-- Extracted text --
* START *

Former Education Commissioner Thomas Sobol resumed his testimony and said that the State’s new Learning Standards, which Mr. Sobol helped to develop, are “the minimum, not the optimum, that students need to function productively in the 21st century.” The Learning Standards, according to Mr. Sobol, “contain the skills and knowledge in each subject area that the state has determined to be the minimum that each student needs to function productively as a citizen and in the workforce.” In their opening statements, State attorneys had argued that the new standards are “optimal”, but not a standard the state is legally obligated to meet.

Mr. Sobol was read verbatim examples from the Learning Standards for Language Arts and asked if they represented “aspirational goals”. These examples included:

Expecting elementary students to demonstrate comprehension by “read[ing] several versions of a familiar fairy tale and recogniz[ing] the differences in the versions.”

Expecting middle school students to show mastery of speaking and reading skills by “us[ing] facts and data from news articles and television reports in an oral report on a current event.”

Expecting high school seniors to demonstrate analytic skills by “listen[ing] to speeches of two political candidates and compar[ing] their stands on several major issues.”

* END *

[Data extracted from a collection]
* START *

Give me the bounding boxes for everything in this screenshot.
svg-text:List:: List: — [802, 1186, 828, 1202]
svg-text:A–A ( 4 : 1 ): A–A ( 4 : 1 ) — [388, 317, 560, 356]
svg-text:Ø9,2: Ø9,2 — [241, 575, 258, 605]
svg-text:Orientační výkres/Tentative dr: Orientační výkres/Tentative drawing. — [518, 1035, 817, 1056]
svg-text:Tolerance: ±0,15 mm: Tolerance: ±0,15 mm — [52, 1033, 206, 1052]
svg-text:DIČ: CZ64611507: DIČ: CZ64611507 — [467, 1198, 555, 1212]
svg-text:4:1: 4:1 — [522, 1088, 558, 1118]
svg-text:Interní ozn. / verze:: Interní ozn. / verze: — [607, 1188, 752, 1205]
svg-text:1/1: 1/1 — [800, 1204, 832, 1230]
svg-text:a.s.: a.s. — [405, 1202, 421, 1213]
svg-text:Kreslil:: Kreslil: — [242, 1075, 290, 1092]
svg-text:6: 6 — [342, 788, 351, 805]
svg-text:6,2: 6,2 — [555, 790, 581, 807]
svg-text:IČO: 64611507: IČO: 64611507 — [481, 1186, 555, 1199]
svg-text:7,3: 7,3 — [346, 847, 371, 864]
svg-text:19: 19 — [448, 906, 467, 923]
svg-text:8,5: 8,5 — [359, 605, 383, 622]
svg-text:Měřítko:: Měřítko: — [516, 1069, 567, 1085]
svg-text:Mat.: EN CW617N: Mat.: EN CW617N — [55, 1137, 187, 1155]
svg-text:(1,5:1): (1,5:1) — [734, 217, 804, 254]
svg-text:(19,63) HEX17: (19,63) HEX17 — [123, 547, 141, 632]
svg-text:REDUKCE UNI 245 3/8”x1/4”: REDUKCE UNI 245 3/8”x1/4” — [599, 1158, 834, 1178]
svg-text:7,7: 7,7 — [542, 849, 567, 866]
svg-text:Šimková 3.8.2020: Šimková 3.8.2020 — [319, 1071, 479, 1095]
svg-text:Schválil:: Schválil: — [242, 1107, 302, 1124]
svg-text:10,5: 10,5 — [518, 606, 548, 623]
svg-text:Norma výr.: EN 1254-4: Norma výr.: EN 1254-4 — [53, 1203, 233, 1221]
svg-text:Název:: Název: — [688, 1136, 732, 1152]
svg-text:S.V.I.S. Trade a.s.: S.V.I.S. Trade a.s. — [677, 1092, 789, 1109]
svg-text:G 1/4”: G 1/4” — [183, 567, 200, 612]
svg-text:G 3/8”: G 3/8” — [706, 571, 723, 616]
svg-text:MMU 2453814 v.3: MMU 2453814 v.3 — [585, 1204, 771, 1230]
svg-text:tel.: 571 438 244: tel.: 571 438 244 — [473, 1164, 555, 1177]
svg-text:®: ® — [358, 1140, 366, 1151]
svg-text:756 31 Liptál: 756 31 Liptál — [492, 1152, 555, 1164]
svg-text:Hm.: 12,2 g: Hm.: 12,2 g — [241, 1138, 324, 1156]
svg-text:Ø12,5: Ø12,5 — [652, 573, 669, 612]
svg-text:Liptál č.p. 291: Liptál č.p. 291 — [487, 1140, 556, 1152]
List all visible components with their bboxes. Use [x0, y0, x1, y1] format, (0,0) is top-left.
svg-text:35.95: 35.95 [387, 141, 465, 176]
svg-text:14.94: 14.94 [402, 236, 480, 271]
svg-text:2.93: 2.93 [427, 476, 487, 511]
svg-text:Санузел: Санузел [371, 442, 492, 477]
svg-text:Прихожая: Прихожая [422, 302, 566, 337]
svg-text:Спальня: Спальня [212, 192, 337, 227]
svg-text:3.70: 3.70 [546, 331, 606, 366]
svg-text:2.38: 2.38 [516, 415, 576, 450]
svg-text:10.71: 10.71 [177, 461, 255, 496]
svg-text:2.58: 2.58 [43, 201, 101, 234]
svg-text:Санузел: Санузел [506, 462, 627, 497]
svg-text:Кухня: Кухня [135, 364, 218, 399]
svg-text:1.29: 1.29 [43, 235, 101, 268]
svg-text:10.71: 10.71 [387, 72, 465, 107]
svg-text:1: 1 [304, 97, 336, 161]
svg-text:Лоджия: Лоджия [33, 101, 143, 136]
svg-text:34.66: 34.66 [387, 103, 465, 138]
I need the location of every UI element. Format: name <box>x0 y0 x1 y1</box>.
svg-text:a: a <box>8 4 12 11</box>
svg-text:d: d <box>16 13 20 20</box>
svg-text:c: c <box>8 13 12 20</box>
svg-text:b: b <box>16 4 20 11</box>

* END *

-- Description of the task --
In the testimony excerpt, why does Mr. Sobol call the Learning Standards "the minimum, not the optimum"? Answer in one to three sentences. The listing is separate material, unrelated to the testimony excerpt.

-- Answer for the task --
According to Mr. Sobol, the Learning Standards contain the skills and knowledge in each subject area that the state has determined to be the minimum each student needs to function productively as a citizen and in the workforce. For that reason, he describes them as the minimum students need to function productively in the 21st century, not the optimum.